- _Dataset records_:
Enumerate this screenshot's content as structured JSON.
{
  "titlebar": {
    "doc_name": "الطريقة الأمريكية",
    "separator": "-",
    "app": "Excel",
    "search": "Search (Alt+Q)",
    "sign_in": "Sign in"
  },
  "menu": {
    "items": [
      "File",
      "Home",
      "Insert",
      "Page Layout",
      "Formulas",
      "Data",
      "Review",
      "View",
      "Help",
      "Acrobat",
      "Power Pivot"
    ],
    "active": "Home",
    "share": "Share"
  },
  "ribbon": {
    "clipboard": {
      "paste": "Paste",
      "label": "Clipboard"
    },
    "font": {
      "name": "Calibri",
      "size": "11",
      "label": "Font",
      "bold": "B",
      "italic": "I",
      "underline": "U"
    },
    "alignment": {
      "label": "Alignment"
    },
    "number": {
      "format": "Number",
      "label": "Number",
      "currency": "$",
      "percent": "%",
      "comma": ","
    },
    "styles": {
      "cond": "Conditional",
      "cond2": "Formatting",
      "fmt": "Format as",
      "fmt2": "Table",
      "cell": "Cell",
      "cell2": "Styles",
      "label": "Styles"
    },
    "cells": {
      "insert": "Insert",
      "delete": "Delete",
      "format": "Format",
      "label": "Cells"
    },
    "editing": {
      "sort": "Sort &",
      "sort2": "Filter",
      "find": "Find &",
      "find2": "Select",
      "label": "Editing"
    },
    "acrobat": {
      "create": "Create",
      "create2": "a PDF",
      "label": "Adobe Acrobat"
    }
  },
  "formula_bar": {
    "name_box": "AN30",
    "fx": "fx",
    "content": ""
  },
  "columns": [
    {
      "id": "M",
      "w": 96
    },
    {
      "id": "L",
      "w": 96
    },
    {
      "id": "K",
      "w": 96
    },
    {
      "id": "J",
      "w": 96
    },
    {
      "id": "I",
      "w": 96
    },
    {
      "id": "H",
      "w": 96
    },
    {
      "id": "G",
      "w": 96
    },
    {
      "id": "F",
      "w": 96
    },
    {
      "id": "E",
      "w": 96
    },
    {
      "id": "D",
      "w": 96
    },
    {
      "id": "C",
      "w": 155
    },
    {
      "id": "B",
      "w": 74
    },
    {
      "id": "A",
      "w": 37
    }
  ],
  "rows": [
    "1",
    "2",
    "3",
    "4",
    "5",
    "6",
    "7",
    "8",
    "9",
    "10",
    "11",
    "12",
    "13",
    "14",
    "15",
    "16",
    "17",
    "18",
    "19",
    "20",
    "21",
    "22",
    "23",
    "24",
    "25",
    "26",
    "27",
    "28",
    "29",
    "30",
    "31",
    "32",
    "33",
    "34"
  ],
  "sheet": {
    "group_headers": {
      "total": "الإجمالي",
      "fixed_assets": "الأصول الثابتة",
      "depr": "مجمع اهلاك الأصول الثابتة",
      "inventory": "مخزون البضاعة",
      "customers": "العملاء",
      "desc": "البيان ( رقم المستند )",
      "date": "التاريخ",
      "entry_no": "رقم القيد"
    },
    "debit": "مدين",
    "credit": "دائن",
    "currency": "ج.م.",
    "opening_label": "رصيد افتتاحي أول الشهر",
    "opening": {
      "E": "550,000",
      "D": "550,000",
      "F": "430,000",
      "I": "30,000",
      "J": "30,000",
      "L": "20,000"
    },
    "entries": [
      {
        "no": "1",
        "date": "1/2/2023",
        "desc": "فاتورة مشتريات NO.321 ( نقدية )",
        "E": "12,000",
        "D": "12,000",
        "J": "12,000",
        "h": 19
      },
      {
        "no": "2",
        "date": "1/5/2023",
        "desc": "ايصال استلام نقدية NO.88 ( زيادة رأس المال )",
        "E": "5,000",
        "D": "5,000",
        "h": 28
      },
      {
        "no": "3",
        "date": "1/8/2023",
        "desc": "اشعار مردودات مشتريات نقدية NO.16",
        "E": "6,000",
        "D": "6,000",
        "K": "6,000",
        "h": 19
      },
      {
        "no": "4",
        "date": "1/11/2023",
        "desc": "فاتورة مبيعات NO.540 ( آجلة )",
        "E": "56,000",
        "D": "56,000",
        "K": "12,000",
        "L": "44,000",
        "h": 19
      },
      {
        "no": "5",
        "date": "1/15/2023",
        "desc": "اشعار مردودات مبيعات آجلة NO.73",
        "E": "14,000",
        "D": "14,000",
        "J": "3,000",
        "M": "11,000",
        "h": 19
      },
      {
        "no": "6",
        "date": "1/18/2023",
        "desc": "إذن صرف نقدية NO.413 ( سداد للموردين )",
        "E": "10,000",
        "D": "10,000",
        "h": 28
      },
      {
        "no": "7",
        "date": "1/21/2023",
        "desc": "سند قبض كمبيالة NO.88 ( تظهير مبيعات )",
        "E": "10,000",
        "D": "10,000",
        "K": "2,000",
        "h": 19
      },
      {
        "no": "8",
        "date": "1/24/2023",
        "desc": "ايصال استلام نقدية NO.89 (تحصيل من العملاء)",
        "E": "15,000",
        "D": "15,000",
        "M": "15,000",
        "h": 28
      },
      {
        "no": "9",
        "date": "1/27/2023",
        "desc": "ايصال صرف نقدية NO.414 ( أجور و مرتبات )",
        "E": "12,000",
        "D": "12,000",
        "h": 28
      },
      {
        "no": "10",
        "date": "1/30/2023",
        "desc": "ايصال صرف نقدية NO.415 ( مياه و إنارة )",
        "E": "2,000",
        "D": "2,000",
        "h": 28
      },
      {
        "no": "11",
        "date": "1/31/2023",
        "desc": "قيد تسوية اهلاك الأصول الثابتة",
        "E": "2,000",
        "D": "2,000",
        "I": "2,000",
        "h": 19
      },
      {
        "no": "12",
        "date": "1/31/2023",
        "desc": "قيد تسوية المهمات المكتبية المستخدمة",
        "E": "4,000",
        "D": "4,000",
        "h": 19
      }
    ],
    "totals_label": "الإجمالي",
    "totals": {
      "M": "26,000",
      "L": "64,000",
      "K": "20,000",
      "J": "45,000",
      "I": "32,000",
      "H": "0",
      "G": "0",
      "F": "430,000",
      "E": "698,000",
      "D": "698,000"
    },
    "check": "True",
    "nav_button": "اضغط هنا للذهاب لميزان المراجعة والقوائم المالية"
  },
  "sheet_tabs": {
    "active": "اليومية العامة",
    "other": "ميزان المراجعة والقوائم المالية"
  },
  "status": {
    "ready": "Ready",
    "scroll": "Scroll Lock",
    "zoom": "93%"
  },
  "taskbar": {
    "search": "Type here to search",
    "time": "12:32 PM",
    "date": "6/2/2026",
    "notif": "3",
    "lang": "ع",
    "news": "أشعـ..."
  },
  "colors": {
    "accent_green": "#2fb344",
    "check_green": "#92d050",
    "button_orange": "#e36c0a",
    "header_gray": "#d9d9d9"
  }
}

- _Exercise_: Output the full listing without altering anything.

- _In response_:
Enumerate this screenshot's content as structured JSON.
{
  "titlebar": {
    "doc_name": "الطريقة الأمريكية",
    "separator": "-",
    "app": "Excel",
    "search": "Search (Alt+Q)",
    "sign_in": "Sign in"
  },
  "menu": {
    "items": [
      "File",
      "Home",
      "Insert",
      "Page Layout",
      "Formulas",
      "Data",
      "Review",
      "View",
      "Help",
      "Acrobat",
      "Power Pivot"
    ],
    "active": "Home",
    "share": "Share"
  },
  "ribbon": {
    "clipboard": {
      "paste": "Paste",
      "label": "Clipboard"
    },
    "font": {
      "name": "Calibri",
      "size": "11",
      "label": "Font",
      "bold": "B",
      "italic": "I",
      "underline": "U"
    },
    "alignment": {
      "label": "Alignment"
    },
    "number": {
      "format": "Number",
      "label": "Number",
      "currency": "$",
      "percent": "%",
      "comma": ","
    },
    "styles": {
      "cond": "Conditional",
      "cond2": "Formatting",
      "fmt": "Format as",
      "fmt2": "Table",
      "cell": "Cell",
      "cell2": "Styles",
      "label": "Styles"
    },
    "cells": {
      "insert": "Insert",
      "delete": "Delete",
      "format": "Format",
      "label": "Cells"
    },
    "editing": {
      "sort": "Sort &",
      "sort2": "Filter",
      "find": "Find &",
      "find2": "Select",
      "label": "Editing"
    },
    "acrobat": {
      "create": "Create",
      "create2": "a PDF",
      "label": "Adobe Acrobat"
    }
  },
  "formula_bar": {
    "name_box": "AN30",
    "fx": "fx",
    "content": ""
  },
  "columns": [
    {
      "id": "M",
      "w": 96
    },
    {
      "id": "L",
      "w": 96
    },
    {
      "id": "K",
      "w": 96
    },
    {
      "id": "J",
      "w": 96
    },
    {
      "id": "I",
      "w": 96
    },
    {
      "id": "H",
      "w": 96
    },
    {
      "id": "G",
      "w": 96
    },
    {
      "id": "F",
      "w": 96
    },
    {
      "id": "E",
      "w": 96
    },
    {
      "id": "D",
      "w": 96
    },
    {
      "id": "C",
      "w": 155
    },
    {
      "id": "B",
      "w": 74
    },
    {
      "id": "A",
      "w": 37
    }
  ],
  "rows": [
    "1",
    "2",
    "3",
    "4",
    "5",
    "6",
    "7",
    "8",
    "9",
    "10",
    "11",
    "12",
    "13",
    "14",
    "15",
    "16",
    "17",
    "18",
    "19",
    "20",
    "21",
    "22",
    "23",
    "24",
    "25",
    "26",
    "27",
    "28",
    "29",
    "30",
    "31",
    "32",
    "33",
    "34"
  ],
  "sheet": {
    "group_headers": {
      "total": "الإجمالي",
      "fixed_assets": "الأصول الثابتة",
      "depr": "مجمع اهلاك الأصول الثابتة",
      "inventory": "مخزون البضاعة",
      "customers": "العملاء",
      "desc": "البيان ( رقم المستند )",
      "date": "التاريخ",
      "entry_no": "رقم القيد"
    },
    "debit": "مدين",
    "credit": "دائن",
    "currency": "ج.م.",
    "opening_label": "رصيد افتتاحي أول الشهر",
    "opening": {
      "E": "550,000",
      "D": "550,000",
      "F": "430,000",
      "I": "30,000",
      "J": "30,000",
      "L": "20,000"
    },
    "entries": [
      {
        "no": "1",
        "date": "1/2/2023",
        "desc": "فاتورة مشتريات NO.321 ( نقدية )",
        "E": "12,000",
        "D": "12,000",
        "J": "12,000",
        "h": 19
      },
      {
        "no": "2",
        "date": "1/5/2023",
        "desc": "ايصال استلام نقدية NO.88 ( زيادة رأس المال )",
        "E": "5,000",
        "D": "5,000",
        "h": 28
      },
      {
        "no": "3",
        "date": "1/8/2023",
        "desc": "اشعار مردودات مشتريات نقدية NO.16",
        "E": "6,000",
        "D": "6,000",
        "K": "6,000",
        "h": 19
      },
      {
        "no": "4",
        "date": "1/11/2023",
        "desc": "فاتورة مبيعات NO.540 ( آجلة )",
        "E": "56,000",
        "D": "56,000",
        "K": "12,000",
        "L": "44,000",
        "h": 19
      },
      {
        "no": "5",
        "date": "1/15/2023",
        "desc": "اشعار مردودات مبيعات آجلة NO.73",
        "E": "14,000",
        "D": "14,000",
        "J": "3,000",
        "M": "11,000",
        "h": 19
      },
      {
        "no": "6",
        "date": "1/18/2023",
        "desc": "إذن صرف نقدية NO.413 ( سداد للموردين )",
        "E": "10,000",
        "D": "10,000",
        "h": 28
      },
      {
        "no": "7",
        "date": "1/21/2023",
        "desc": "سند قبض كمبيالة NO.88 ( تظهير مبيعات )",
        "E": "10,000",
        "D": "10,000",
        "K": "2,000",
        "h": 19
      },
      {
        "no": "8",
        "date": "1/24/2023",
        "desc": "ايصال استلام نقدية NO.89 (تحصيل من العملاء)",
        "E": "15,000",
        "D": "15,000",
        "M": "15,000",
        "h": 28
      },
      {
        "no": "9",
        "date": "1/27/2023",
        "desc": "ايصال صرف نقدية NO.414 ( أجور و مرتبات )",
        "E": "12,000",
        "D": "12,000",
        "h": 28
      },
      {
        "no": "10",
        "date": "1/30/2023",
        "desc": "ايصال صرف نقدية NO.415 ( مياه و إنارة )",
        "E": "2,000",
        "D": "2,000",
        "h": 28
      },
      {
        "no": "11",
        "date": "1/31/2023",
        "desc": "قيد تسوية اهلاك الأصول الثابتة",
        "E": "2,000",
        "D": "2,000",
        "I": "2,000",
        "h": 19
      },
      {
        "no": "12",
        "date": "1/31/2023",
        "desc": "قيد تسوية المهمات المكتبية المستخدمة",
        "E": "4,000",
        "D": "4,000",
        "h": 19
      }
    ],
    "totals_label": "الإجمالي",
    "totals": {
      "M": "26,000",
      "L": "64,000",
      "K": "20,000",
      "J": "45,000",
      "I": "32,000",
      "H": "0",
      "G": "0",
      "F": "430,000",
      "E": "698,000",
      "D": "698,000"
    },
    "check": "True",
    "nav_button": "اضغط هنا للذهاب لميزان المراجعة والقوائم المالية"
  },
  "sheet_tabs": {
    "active": "اليومية العامة",
    "other": "ميزان المراجعة والقوائم المالية"
  },
  "status": {
    "ready": "Ready",
    "scroll": "Scroll Lock",
    "zoom": "93%"
  },
  "taskbar": {
    "search": "Type here to search",
    "time": "12:32 PM",
    "date": "6/2/2026",
    "notif": "3",
    "lang": "ع",
    "news": "أشعـ..."
  },
  "colors": {
    "accent_green": "#2fb344",
    "check_green": "#92d050",
    "button_orange": "#e36c0a",
    "header_gray": "#d9d9d9"
  }
}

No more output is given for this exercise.